▶ [Stated goal]: Retype the data that follows line by line, exactly, and leave its pictures out.

▶ [Material for this task]:
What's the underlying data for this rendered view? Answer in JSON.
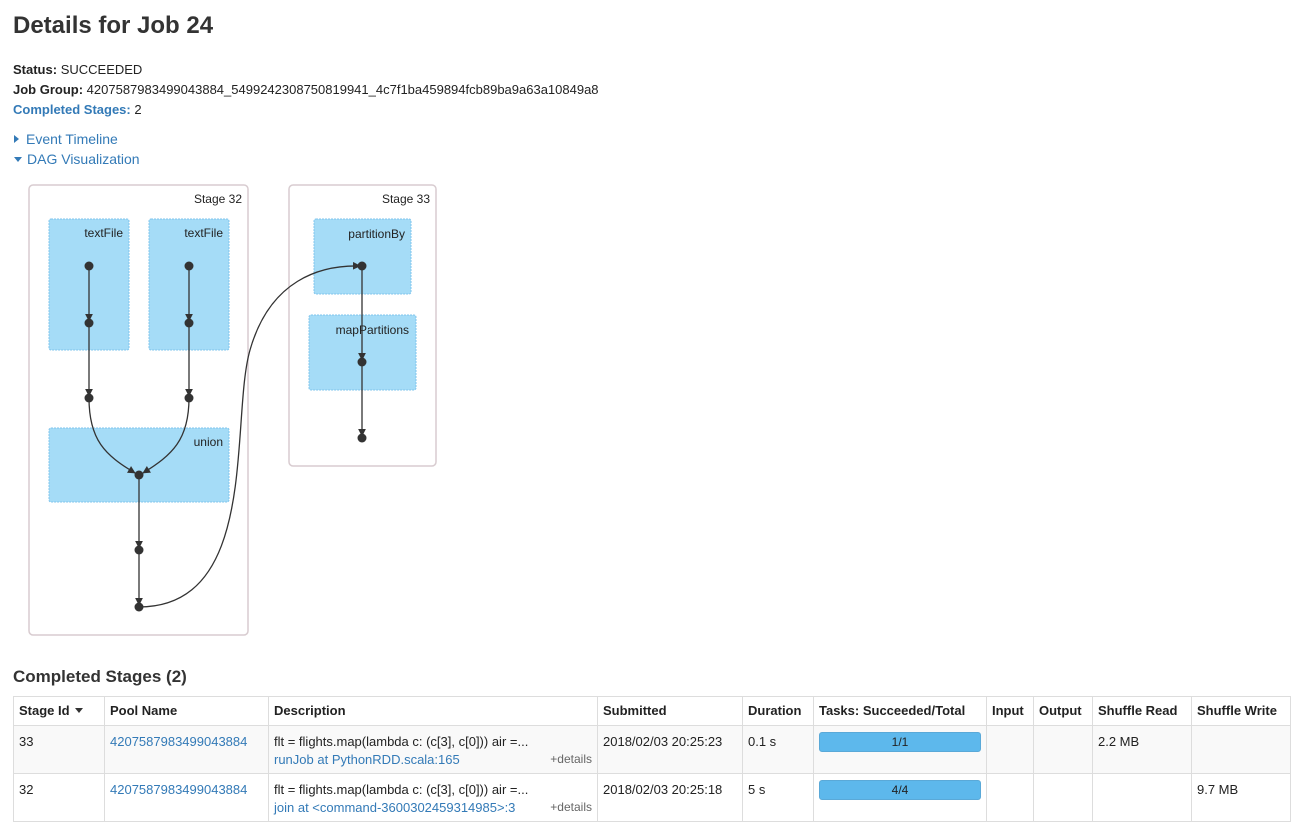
{
  "page": {
    "title": "Details for Job 24",
    "status_label": "Status:",
    "status_value": "SUCCEEDED",
    "job_group_label": "Job Group:",
    "job_group_value": "4207587983499043884_5499242308750819941_4c7f1ba459894fcb89ba9a63a10849a8",
    "completed_stages_label": "Completed Stages:",
    "completed_stages_value": "2",
    "event_timeline": "Event Timeline",
    "dag_visualization": "DAG Visualization"
  },
  "dag": {
    "stage_a": "Stage 32",
    "stage_b": "Stage 33",
    "textfile_1": "textFile",
    "textfile_2": "textFile",
    "union": "union",
    "partitionby": "partitionBy",
    "mappartitions": "mapPartitions"
  },
  "stages_section": {
    "heading": "Completed Stages (2)",
    "headers": [
      "Stage Id",
      "Pool Name",
      "Description",
      "Submitted",
      "Duration",
      "Tasks: Succeeded/Total",
      "Input",
      "Output",
      "Shuffle Read",
      "Shuffle Write"
    ],
    "rows": [
      {
        "stage_id": "33",
        "pool": "4207587983499043884",
        "desc": "flt = flights.map(lambda c: (c[3], c[0])) air =...",
        "call": "runJob at PythonRDD.scala:165",
        "details": "+details",
        "submitted": "2018/02/03 20:25:23",
        "duration": "0.1 s",
        "tasks": "1/1",
        "tasks_fraction": 1.0,
        "input": "",
        "output": "",
        "shuffle_read": "2.2 MB",
        "shuffle_write": ""
      },
      {
        "stage_id": "32",
        "pool": "4207587983499043884",
        "desc": "flt = flights.map(lambda c: (c[3], c[0])) air =...",
        "call": "join at <command-3600302459314985>:3",
        "details": "+details",
        "submitted": "2018/02/03 20:25:18",
        "duration": "5 s",
        "tasks": "4/4",
        "tasks_fraction": 1.0,
        "input": "",
        "output": "",
        "shuffle_read": "",
        "shuffle_write": "9.7 MB"
      }
    ]
  },
  "colors": {
    "link": "#337ab7",
    "dag_node": "#a5dcf7",
    "dag_node_border": "#7fc4ec",
    "progress": "#5db8ec"
  }
}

▶ [Full response]:
What's the underlying data for this rendered view? Answer in JSON.
{
  "page": {
    "title": "Details for Job 24",
    "status_label": "Status:",
    "status_value": "SUCCEEDED",
    "job_group_label": "Job Group:",
    "job_group_value": "4207587983499043884_5499242308750819941_4c7f1ba459894fcb89ba9a63a10849a8",
    "completed_stages_label": "Completed Stages:",
    "completed_stages_value": "2",
    "event_timeline": "Event Timeline",
    "dag_visualization": "DAG Visualization"
  },
  "dag": {
    "stage_a": "Stage 32",
    "stage_b": "Stage 33",
    "textfile_1": "textFile",
    "textfile_2": "textFile",
    "union": "union",
    "partitionby": "partitionBy",
    "mappartitions": "mapPartitions"
  },
  "stages_section": {
    "heading": "Completed Stages (2)",
    "headers": [
      "Stage Id",
      "Pool Name",
      "Description",
      "Submitted",
      "Duration",
      "Tasks: Succeeded/Total",
      "Input",
      "Output",
      "Shuffle Read",
      "Shuffle Write"
    ],
    "rows": [
      {
        "stage_id": "33",
        "pool": "4207587983499043884",
        "desc": "flt = flights.map(lambda c: (c[3], c[0])) air =...",
        "call": "runJob at PythonRDD.scala:165",
        "details": "+details",
        "submitted": "2018/02/03 20:25:23",
        "duration": "0.1 s",
        "tasks": "1/1",
        "tasks_fraction": 1.0,
        "input": "",
        "output": "",
        "shuffle_read": "2.2 MB",
        "shuffle_write": ""
      },
      {
        "stage_id": "32",
        "pool": "4207587983499043884",
        "desc": "flt = flights.map(lambda c: (c[3], c[0])) air =...",
        "call": "join at <command-3600302459314985>:3",
        "details": "+details",
        "submitted": "2018/02/03 20:25:18",
        "duration": "5 s",
        "tasks": "4/4",
        "tasks_fraction": 1.0,
        "input": "",
        "output": "",
        "shuffle_read": "",
        "shuffle_write": "9.7 MB"
      }
    ]
  },
  "colors": {
    "link": "#337ab7",
    "dag_node": "#a5dcf7",
    "dag_node_border": "#7fc4ec",
    "progress": "#5db8ec"
  }
}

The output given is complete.